- Records contained in a dataset
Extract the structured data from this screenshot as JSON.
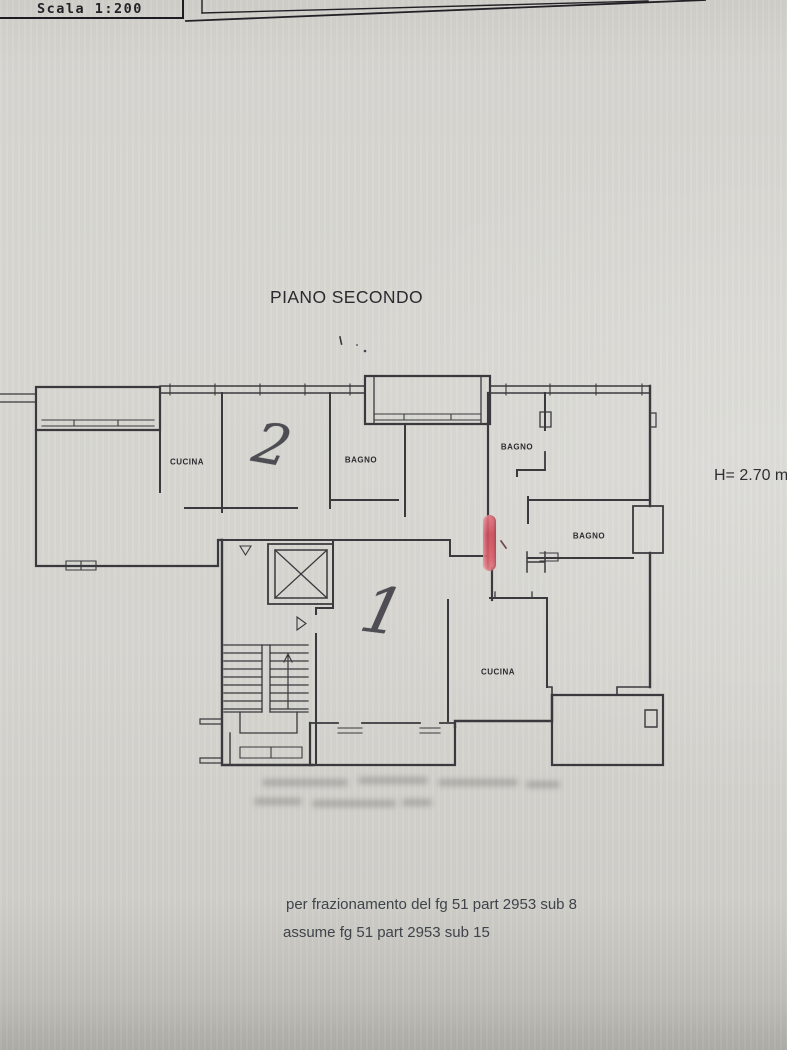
{
  "document": {
    "scale_label": "Scala 1:200",
    "floor_title": "PIANO SECONDO",
    "height_label": "H= 2.70 m",
    "notes": {
      "line1": "per frazionamento del fg 51 part 2953 sub 8",
      "line2": "assume fg 51 part 2953 sub 15"
    }
  },
  "plan": {
    "room_labels": [
      {
        "id": "cucina-apt2",
        "label": "CUCINA"
      },
      {
        "id": "bagno-apt2",
        "label": "BAGNO"
      },
      {
        "id": "bagno-small-apt1",
        "label": "BAGNO"
      },
      {
        "id": "bagno-right-apt1",
        "label": "BAGNO"
      },
      {
        "id": "cucina-apt1",
        "label": "CUCINA"
      }
    ],
    "unit_numbers": [
      {
        "id": "unit-2",
        "value": "2"
      },
      {
        "id": "unit-1",
        "value": "1"
      }
    ],
    "colors": {
      "wall_ink": "#3a3a3e",
      "red_highlight": "#d4556a",
      "paper": "#d6d5d0"
    }
  }
}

- What to work on
Repeat the data exactly, dropping every picture it holds.

- Written answer
Extract the structured data from this screenshot as JSON.
{
  "document": {
    "scale_label": "Scala 1:200",
    "floor_title": "PIANO SECONDO",
    "height_label": "H= 2.70 m",
    "notes": {
      "line1": "per frazionamento del fg 51 part 2953 sub 8",
      "line2": "assume fg 51 part 2953 sub 15"
    }
  },
  "plan": {
    "room_labels": [
      {
        "id": "cucina-apt2",
        "label": "CUCINA"
      },
      {
        "id": "bagno-apt2",
        "label": "BAGNO"
      },
      {
        "id": "bagno-small-apt1",
        "label": "BAGNO"
      },
      {
        "id": "bagno-right-apt1",
        "label": "BAGNO"
      },
      {
        "id": "cucina-apt1",
        "label": "CUCINA"
      }
    ],
    "unit_numbers": [
      {
        "id": "unit-2",
        "value": "2"
      },
      {
        "id": "unit-1",
        "value": "1"
      }
    ],
    "colors": {
      "wall_ink": "#3a3a3e",
      "red_highlight": "#d4556a",
      "paper": "#d6d5d0"
    }
  }
}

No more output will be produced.